Problem to work on ▸ Print the lines exactly as they appear, from the very first one through the line containing "cancel-button[interactable]: Cancel —", with both of those lines included.

Material for this exercise ▸
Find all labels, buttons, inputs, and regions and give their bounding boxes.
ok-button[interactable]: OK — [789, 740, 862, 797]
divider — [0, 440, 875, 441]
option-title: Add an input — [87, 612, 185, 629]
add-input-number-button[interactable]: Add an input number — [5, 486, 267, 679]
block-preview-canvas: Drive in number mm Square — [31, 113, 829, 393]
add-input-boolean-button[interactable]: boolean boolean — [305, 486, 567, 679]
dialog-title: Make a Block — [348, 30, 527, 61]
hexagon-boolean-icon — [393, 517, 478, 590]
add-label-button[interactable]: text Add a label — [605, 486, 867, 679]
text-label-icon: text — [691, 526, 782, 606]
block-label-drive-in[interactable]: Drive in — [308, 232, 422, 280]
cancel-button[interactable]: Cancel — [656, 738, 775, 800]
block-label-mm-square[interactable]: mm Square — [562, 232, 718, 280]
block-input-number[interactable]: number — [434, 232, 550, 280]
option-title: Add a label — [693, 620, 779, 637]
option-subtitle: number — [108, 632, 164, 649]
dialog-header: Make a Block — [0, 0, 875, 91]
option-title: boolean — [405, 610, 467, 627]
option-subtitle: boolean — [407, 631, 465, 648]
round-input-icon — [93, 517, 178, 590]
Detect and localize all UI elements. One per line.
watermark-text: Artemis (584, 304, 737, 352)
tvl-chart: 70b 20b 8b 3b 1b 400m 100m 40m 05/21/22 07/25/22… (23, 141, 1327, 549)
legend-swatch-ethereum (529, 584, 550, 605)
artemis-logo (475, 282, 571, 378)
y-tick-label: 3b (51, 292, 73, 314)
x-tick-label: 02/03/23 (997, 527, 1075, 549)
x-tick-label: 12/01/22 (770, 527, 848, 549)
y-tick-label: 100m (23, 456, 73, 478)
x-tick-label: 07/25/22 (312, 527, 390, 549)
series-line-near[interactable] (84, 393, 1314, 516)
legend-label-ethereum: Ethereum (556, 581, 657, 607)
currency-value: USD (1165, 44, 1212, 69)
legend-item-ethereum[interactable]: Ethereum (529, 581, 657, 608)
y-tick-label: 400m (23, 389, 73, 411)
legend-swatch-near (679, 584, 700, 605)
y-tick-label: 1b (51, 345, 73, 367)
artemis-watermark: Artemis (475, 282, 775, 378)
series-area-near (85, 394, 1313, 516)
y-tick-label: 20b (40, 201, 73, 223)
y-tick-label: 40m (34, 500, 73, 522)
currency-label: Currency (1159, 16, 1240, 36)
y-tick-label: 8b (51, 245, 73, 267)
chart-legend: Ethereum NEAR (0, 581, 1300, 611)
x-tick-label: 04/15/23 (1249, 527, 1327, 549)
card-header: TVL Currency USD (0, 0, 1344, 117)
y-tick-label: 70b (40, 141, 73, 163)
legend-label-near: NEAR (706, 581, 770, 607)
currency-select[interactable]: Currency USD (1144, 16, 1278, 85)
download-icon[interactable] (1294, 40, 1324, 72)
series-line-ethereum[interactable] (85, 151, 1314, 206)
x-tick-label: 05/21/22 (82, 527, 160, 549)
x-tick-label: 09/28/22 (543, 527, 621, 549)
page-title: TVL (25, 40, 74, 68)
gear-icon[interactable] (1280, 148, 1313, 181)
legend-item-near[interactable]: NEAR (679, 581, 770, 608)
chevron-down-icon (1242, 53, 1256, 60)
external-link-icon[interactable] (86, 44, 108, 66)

Response to the task ▸
Find all labels, buttons, inputs, and regions and give their bounding boxes.
ok-button[interactable]: OK — [789, 740, 862, 797]
divider — [0, 440, 875, 441]
option-title: Add an input — [87, 612, 185, 629]
add-input-number-button[interactable]: Add an input number — [5, 486, 267, 679]
block-preview-canvas: Drive in number mm Square — [31, 113, 829, 393]
add-input-boolean-button[interactable]: boolean boolean — [305, 486, 567, 679]
dialog-title: Make a Block — [348, 30, 527, 61]
hexagon-boolean-icon — [393, 517, 478, 590]
add-label-button[interactable]: text Add a label — [605, 486, 867, 679]
text-label-icon: text — [691, 526, 782, 606]
block-label-drive-in[interactable]: Drive in — [308, 232, 422, 280]
cancel-button[interactable]: Cancel — [656, 738, 775, 800]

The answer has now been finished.